:: Work to be completed ::
Write out every line below that includes the word "processing".
::::
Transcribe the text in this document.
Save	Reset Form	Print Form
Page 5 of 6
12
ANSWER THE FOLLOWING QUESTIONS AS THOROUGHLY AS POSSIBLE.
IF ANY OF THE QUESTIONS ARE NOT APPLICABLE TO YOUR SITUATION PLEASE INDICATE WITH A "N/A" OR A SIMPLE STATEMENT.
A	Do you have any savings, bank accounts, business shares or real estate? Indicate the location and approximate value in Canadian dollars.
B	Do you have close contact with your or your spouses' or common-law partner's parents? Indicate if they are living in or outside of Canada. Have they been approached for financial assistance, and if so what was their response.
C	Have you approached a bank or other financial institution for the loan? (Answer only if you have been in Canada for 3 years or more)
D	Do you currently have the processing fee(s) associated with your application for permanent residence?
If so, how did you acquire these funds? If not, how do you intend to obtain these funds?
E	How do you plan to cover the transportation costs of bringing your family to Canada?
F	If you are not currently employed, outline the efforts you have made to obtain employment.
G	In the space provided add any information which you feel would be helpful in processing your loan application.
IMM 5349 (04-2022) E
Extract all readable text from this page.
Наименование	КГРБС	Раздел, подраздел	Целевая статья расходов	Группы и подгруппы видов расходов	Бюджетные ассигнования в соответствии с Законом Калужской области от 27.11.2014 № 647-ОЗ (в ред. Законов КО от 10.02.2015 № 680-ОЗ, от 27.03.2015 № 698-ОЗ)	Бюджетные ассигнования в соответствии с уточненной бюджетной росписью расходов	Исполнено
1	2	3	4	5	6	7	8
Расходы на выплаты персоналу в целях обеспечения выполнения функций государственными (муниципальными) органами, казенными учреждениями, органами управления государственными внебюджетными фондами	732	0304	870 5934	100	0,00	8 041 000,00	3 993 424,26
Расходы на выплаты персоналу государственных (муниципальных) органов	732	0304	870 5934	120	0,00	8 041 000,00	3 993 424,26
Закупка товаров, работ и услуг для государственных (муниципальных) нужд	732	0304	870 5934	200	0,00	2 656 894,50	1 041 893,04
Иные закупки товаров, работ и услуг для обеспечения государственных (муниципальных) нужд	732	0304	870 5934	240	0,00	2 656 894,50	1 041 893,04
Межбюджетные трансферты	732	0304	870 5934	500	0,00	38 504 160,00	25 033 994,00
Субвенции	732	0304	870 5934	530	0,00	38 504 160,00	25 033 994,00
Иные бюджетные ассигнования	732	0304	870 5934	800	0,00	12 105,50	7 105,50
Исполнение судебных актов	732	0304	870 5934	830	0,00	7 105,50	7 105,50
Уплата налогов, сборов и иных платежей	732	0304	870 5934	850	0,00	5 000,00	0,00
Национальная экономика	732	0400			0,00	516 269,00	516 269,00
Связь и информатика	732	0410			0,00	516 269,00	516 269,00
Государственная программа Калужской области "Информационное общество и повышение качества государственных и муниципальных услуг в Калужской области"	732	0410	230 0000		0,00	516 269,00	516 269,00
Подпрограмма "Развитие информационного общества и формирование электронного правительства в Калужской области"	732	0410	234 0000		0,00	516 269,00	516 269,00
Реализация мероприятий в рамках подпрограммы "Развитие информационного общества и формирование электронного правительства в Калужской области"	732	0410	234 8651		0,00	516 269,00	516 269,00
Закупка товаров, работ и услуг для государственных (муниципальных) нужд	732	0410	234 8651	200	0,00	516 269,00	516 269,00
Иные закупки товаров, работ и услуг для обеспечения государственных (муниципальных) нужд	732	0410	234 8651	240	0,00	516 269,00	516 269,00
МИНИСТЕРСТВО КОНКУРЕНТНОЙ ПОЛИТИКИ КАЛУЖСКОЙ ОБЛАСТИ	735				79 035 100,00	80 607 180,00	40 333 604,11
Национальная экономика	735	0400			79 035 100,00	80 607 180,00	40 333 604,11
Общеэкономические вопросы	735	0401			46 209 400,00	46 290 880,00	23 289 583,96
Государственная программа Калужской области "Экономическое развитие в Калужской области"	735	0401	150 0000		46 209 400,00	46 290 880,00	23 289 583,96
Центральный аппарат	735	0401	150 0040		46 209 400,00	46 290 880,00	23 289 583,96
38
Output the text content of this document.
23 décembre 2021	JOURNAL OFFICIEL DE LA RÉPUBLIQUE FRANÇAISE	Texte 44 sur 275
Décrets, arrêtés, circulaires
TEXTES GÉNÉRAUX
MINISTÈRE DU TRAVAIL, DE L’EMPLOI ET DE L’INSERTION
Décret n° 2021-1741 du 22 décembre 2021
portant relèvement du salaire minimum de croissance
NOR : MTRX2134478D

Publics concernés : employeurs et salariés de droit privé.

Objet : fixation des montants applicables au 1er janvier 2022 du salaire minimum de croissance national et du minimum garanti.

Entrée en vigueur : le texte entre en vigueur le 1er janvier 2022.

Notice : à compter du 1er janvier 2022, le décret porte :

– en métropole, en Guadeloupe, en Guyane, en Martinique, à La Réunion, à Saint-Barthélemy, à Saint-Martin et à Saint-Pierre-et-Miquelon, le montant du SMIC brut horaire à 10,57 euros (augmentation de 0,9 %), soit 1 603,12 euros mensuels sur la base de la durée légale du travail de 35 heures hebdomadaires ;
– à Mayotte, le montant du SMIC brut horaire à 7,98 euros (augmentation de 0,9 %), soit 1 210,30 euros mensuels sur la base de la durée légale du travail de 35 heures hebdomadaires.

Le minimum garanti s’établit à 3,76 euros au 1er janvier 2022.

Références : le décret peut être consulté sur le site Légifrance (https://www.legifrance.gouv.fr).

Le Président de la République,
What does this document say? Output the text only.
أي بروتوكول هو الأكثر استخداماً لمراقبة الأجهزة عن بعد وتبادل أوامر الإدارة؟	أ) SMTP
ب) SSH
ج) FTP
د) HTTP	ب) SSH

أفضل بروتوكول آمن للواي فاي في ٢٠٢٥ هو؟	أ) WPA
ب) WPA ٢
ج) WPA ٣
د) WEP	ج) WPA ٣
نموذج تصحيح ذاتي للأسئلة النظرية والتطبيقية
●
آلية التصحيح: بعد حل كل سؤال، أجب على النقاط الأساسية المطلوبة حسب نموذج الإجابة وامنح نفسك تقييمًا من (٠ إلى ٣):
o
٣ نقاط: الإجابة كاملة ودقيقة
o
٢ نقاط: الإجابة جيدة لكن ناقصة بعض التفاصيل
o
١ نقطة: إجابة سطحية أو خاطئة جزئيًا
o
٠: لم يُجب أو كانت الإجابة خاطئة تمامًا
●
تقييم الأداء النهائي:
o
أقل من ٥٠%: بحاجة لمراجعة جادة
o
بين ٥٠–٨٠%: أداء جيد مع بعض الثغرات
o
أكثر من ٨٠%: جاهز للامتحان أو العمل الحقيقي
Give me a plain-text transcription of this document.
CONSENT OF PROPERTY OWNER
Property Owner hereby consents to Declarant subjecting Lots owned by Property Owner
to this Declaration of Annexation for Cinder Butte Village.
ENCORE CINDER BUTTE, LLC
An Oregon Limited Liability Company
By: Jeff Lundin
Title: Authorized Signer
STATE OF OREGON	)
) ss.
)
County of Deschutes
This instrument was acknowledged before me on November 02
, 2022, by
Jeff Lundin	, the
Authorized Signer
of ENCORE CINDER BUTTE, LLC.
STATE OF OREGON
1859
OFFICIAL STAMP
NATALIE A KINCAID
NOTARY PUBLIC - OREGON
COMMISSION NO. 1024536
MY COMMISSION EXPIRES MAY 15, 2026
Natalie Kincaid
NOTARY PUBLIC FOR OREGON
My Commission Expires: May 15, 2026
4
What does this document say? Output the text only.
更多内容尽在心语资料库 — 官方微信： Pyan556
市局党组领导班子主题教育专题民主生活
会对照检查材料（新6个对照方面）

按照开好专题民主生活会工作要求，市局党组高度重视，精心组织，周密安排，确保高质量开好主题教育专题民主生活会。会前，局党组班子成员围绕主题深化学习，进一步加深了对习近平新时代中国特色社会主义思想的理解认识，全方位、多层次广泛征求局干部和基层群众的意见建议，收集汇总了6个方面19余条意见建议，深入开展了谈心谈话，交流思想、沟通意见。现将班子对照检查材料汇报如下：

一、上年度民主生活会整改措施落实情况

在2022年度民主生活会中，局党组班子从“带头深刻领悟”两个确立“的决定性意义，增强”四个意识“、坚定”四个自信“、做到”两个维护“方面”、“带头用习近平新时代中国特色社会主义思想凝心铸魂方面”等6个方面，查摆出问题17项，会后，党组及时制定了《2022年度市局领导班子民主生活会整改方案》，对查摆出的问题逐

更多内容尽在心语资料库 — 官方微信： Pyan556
::::
:: Response to the exercise ::
D	Do you currently have the processing fee(s) associated with your application for permanent residence?
G	In the space provided add any information which you feel would be helpful in processing your loan application.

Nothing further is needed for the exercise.